(Recorded data)
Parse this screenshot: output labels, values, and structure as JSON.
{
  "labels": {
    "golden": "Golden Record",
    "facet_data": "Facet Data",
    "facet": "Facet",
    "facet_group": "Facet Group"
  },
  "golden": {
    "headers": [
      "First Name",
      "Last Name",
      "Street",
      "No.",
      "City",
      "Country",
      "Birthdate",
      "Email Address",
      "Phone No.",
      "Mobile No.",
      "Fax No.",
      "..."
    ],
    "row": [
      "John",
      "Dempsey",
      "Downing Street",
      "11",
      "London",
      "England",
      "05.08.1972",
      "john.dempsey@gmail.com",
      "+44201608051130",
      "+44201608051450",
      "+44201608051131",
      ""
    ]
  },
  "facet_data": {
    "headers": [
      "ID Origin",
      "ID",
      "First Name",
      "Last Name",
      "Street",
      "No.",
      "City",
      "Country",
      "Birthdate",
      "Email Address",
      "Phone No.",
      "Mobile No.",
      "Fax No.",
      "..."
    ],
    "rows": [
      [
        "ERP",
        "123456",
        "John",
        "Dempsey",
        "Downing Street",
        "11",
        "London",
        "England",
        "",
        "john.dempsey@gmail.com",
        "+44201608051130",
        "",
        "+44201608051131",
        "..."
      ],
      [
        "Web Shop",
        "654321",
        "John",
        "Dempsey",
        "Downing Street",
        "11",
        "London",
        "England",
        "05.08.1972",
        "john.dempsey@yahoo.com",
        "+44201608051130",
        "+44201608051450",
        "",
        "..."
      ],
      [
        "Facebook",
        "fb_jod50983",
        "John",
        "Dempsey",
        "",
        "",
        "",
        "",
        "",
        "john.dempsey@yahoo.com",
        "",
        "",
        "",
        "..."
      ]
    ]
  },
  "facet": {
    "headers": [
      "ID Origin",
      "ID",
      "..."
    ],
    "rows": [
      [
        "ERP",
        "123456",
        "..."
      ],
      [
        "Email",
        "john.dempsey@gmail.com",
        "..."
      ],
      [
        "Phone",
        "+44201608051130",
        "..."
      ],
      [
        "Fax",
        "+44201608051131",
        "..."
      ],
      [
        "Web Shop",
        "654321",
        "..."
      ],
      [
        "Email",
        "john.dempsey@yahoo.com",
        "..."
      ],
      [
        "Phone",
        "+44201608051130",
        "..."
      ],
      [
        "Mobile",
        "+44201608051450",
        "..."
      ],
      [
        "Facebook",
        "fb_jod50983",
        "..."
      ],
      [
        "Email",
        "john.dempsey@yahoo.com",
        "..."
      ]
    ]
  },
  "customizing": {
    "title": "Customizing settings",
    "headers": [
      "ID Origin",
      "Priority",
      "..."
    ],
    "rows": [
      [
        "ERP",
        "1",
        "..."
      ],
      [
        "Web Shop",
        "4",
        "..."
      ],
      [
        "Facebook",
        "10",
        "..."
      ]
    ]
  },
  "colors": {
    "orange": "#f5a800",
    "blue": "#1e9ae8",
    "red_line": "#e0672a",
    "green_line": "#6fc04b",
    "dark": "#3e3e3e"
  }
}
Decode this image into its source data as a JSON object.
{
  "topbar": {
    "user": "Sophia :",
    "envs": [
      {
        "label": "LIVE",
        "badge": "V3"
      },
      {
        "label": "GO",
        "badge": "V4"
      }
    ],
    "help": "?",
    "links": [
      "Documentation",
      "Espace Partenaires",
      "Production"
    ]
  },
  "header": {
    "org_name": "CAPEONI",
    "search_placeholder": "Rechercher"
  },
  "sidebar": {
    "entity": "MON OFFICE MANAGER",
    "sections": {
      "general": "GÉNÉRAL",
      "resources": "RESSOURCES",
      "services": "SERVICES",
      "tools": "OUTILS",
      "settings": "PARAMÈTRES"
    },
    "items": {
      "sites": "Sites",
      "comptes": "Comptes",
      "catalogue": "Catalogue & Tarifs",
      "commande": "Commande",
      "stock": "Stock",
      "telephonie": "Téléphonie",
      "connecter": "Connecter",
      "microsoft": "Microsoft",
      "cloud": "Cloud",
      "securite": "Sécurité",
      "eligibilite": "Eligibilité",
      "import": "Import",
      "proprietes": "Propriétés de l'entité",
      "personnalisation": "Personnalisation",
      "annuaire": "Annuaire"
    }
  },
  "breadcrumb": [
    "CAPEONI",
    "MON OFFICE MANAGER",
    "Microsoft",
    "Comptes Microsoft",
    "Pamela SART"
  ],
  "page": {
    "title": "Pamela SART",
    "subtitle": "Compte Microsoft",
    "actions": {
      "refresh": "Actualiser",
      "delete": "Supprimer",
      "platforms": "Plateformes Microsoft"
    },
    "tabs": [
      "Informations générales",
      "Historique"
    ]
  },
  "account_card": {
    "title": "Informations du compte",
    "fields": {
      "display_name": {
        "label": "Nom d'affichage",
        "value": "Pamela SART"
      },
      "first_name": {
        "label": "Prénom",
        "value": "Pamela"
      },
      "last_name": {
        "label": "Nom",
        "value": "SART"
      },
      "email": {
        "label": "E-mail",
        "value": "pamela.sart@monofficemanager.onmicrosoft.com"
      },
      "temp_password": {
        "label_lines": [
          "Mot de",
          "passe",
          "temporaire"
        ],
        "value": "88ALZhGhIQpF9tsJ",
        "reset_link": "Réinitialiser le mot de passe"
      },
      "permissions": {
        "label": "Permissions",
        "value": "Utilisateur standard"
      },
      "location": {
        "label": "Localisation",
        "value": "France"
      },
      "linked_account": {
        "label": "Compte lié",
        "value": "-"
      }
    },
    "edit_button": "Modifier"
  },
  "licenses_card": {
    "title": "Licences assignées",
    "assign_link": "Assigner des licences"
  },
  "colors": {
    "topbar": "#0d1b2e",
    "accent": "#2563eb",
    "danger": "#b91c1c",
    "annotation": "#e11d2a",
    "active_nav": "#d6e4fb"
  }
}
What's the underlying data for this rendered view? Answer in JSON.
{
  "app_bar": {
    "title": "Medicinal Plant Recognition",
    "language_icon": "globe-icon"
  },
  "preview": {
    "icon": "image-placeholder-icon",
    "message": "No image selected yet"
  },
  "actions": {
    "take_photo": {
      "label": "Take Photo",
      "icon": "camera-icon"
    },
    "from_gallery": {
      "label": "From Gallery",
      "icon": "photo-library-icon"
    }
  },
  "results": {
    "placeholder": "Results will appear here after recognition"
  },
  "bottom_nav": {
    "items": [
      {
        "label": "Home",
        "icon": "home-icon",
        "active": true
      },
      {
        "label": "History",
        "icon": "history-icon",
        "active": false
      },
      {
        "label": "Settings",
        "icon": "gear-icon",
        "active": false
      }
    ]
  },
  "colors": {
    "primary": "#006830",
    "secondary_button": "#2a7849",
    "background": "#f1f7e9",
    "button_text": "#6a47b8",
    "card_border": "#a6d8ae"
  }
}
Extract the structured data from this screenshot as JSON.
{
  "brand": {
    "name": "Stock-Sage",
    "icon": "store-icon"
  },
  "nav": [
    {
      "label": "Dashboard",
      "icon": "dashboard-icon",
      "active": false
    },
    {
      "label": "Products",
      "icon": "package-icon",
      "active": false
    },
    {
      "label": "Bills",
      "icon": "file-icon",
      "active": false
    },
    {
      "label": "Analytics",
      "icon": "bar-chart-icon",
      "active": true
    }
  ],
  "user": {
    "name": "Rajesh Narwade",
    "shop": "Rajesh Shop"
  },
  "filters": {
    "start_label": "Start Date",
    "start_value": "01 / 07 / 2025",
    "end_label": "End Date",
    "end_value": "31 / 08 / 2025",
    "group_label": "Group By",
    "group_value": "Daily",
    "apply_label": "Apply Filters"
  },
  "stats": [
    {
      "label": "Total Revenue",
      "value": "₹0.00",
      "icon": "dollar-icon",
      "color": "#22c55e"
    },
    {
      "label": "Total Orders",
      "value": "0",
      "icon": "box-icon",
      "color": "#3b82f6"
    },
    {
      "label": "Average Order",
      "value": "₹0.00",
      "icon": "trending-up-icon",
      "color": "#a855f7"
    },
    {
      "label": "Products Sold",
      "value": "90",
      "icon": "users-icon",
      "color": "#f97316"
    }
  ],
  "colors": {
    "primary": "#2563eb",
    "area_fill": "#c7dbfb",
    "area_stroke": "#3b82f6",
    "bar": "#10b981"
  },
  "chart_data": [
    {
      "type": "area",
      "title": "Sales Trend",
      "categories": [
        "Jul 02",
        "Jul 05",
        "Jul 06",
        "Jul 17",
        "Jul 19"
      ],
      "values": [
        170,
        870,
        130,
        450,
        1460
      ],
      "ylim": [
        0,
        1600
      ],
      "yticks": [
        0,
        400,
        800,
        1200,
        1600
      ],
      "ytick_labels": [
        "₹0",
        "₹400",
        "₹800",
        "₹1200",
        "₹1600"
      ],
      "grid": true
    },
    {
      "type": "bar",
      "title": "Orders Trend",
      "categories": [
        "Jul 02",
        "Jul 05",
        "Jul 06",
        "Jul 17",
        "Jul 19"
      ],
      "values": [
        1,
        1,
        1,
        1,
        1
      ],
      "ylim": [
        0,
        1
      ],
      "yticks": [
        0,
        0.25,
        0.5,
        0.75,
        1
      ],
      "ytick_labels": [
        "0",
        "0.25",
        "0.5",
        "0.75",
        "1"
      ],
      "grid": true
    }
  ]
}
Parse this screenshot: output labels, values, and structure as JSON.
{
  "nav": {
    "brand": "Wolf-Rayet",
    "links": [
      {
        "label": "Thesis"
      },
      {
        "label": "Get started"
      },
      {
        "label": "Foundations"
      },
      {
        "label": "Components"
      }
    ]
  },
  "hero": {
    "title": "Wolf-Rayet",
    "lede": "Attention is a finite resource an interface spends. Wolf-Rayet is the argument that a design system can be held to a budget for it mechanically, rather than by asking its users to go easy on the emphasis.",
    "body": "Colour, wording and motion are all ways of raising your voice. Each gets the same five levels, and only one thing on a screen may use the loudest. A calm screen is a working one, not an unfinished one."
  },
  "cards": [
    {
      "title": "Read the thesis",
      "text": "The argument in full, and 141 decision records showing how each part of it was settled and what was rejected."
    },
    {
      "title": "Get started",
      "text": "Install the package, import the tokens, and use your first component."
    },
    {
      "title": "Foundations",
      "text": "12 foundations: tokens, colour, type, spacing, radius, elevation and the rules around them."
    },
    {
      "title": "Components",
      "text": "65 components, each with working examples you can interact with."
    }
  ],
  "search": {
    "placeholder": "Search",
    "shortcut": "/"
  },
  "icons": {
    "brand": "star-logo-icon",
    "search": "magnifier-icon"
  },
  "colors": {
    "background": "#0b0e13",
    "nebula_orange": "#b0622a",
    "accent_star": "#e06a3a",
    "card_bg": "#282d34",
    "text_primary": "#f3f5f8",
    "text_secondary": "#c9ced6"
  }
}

PROBLEM -
Select and copy every line of the material that holds the string "image".

RESPONSE FOR THIS EXERCISE -
Decode this image into its source data as a JSON object.
    "icon": "image-placeholder-icon",
    "message": "No image selected yet"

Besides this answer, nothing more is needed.